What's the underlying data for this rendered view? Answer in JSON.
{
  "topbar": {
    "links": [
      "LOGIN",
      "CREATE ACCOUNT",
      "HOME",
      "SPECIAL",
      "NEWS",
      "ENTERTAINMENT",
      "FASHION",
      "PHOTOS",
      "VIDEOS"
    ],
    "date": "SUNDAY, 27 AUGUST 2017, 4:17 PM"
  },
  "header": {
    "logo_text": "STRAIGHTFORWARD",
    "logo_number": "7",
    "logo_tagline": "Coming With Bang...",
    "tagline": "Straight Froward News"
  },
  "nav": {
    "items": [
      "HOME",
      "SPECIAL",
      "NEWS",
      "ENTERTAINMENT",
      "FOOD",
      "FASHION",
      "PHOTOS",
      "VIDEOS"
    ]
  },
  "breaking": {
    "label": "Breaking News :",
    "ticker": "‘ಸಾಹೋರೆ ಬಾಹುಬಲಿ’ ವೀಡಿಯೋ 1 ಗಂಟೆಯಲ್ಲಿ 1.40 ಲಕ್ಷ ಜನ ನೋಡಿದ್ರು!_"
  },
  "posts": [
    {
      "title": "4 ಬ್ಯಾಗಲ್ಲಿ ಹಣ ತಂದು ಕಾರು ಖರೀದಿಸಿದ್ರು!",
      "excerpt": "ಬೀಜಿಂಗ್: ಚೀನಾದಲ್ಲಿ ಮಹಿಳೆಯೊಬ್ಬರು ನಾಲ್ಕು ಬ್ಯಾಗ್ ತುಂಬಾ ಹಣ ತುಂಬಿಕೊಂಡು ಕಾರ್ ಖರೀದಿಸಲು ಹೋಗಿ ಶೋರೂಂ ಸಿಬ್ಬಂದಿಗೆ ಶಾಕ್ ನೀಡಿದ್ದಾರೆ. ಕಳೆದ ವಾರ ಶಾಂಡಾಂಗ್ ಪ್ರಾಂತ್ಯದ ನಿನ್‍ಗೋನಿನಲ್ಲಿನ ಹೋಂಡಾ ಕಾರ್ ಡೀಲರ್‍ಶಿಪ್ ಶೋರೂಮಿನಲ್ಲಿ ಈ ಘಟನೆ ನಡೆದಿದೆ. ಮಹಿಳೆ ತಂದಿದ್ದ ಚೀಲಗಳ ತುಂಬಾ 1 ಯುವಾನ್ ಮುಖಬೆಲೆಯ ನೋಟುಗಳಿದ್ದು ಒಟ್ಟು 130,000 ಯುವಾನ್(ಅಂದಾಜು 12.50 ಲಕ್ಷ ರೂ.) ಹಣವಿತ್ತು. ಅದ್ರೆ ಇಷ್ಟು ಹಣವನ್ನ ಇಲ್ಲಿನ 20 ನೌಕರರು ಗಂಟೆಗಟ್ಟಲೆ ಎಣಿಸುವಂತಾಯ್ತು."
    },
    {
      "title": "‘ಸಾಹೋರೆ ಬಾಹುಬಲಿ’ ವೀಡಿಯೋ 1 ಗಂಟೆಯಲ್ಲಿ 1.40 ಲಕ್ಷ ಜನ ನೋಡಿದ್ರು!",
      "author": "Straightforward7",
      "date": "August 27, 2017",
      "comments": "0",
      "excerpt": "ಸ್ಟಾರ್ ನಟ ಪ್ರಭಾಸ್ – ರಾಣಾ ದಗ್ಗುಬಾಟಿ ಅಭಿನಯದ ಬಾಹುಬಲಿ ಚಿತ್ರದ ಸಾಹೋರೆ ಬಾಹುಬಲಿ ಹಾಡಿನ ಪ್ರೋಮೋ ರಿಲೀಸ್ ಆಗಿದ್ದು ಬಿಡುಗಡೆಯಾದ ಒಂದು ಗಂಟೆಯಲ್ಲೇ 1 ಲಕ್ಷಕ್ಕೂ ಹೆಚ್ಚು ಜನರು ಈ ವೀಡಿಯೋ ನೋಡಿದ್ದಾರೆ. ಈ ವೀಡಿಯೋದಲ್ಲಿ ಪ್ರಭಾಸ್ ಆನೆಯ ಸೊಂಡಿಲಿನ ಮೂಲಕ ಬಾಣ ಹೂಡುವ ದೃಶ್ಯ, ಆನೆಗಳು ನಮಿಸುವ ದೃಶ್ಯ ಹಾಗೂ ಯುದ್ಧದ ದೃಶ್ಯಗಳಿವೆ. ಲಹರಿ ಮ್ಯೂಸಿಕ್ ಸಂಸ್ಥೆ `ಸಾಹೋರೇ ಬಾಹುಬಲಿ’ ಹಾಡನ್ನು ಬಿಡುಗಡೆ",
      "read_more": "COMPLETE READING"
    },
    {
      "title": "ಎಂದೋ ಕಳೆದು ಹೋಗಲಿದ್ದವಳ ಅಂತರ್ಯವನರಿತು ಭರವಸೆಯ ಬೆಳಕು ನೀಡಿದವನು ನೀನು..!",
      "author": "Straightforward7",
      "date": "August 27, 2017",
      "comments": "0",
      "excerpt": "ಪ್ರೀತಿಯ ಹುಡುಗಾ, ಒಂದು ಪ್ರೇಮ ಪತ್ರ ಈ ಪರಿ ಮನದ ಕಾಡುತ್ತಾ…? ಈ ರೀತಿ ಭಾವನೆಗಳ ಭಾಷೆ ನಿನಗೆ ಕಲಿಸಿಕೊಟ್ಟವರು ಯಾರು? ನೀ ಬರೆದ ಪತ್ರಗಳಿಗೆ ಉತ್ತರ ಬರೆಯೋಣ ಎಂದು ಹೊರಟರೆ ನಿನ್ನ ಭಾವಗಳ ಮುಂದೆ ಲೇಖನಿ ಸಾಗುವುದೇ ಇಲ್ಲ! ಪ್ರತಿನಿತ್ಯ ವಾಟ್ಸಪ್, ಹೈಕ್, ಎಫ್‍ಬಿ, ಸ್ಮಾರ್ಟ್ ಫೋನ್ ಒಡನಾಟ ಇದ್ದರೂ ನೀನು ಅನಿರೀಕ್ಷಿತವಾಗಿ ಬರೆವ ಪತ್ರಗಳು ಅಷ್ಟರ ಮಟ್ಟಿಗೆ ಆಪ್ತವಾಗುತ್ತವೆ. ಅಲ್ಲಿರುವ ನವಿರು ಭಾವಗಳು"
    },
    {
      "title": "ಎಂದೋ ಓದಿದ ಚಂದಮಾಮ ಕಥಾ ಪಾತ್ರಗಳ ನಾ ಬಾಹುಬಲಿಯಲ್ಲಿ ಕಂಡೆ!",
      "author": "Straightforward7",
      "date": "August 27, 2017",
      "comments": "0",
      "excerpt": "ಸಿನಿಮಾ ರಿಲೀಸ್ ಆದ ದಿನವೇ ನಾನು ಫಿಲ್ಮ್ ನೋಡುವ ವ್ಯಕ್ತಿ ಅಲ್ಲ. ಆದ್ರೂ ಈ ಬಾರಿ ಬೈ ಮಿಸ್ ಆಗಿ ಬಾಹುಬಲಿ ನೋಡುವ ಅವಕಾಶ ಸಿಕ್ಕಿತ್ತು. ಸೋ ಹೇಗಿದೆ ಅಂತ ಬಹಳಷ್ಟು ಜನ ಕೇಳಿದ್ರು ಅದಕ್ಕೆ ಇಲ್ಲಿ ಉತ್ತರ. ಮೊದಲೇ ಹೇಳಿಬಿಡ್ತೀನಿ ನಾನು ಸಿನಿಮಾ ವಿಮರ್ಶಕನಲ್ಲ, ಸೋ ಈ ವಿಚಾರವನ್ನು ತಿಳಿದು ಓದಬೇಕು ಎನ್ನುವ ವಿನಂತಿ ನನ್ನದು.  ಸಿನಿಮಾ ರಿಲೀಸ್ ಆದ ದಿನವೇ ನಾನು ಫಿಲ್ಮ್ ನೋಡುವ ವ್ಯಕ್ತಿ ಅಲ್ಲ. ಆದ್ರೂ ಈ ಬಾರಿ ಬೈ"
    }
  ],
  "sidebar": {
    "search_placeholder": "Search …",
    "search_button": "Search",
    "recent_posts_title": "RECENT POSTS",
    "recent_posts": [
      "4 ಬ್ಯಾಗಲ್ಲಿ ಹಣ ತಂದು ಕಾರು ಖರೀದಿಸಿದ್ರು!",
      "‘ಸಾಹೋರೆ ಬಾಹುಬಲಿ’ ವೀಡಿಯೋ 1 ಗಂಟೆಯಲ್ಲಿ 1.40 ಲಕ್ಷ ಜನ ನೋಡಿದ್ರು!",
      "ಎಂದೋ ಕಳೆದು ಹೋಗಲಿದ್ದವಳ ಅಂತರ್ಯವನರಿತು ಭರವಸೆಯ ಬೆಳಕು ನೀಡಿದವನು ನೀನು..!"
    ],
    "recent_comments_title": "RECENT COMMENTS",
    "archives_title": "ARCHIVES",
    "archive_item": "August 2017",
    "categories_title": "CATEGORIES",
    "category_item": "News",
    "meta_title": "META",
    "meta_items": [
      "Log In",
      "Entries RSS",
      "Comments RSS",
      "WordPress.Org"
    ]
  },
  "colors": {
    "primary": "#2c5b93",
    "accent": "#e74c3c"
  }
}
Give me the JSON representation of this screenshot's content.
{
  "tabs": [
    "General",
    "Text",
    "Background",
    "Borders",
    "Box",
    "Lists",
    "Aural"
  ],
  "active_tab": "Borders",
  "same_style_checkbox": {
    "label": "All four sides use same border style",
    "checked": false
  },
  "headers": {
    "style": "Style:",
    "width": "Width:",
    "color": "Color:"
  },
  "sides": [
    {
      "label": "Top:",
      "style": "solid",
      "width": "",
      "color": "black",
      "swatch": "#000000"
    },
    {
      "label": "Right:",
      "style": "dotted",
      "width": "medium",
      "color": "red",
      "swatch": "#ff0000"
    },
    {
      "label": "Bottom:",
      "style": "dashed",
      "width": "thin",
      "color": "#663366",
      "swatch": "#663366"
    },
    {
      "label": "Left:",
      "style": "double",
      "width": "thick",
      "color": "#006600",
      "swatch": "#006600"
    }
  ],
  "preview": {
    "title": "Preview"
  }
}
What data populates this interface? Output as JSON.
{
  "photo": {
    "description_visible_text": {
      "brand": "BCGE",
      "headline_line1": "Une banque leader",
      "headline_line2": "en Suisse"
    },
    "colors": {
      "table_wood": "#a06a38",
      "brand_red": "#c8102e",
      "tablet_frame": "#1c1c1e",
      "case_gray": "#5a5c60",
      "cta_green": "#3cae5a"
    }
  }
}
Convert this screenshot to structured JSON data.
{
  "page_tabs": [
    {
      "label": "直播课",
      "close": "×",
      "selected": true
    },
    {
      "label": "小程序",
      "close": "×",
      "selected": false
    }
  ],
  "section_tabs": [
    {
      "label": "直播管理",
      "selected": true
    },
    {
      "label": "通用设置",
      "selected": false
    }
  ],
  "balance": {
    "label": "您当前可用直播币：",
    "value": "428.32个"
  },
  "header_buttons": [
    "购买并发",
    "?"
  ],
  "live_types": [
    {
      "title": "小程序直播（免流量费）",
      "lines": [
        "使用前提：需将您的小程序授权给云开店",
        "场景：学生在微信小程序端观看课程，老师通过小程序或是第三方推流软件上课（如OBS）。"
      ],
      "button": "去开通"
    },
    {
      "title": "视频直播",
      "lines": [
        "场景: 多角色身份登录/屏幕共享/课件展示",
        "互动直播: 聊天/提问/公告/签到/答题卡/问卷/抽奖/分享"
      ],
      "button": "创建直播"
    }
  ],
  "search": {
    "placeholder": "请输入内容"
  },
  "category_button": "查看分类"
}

============

Write out exactly the lines starting with the one that holds "Convert this screenshot" and running through the last line above.

Convert this screenshot to structured JSON data.
{
  "page_tabs": [
    {
      "label": "直播课",
      "close": "×",
      "selected": true
    },
    {
      "label": "小程序",
      "close": "×",
      "selected": false
    }
  ],
  "section_tabs": [
    {
      "label": "直播管理",
      "selected": true
    },
    {
      "label": "通用设置",
      "selected": false
    }
  ],
  "balance": {
    "label": "您当前可用直播币：",
    "value": "428.32个"
  },
  "header_buttons": [
    "购买并发",
    "?"
  ],
  "live_types": [
    {
      "title": "小程序直播（免流量费）",
      "lines": [
        "使用前提：需将您的小程序授权给云开店",
        "场景：学生在微信小程序端观看课程，老师通过小程序或是第三方推流软件上课（如OBS）。"
      ],
      "button": "去开通"
    },
    {
      "title": "视频直播",
      "lines": [
        "场景: 多角色身份登录/屏幕共享/课件展示",
        "互动直播: 聊天/提问/公告/签到/答题卡/问卷/抽奖/分享"
      ],
      "button": "创建直播"
    }
  ],
  "search": {
    "placeholder": "请输入内容"
  },
  "category_button": "查看分类"
}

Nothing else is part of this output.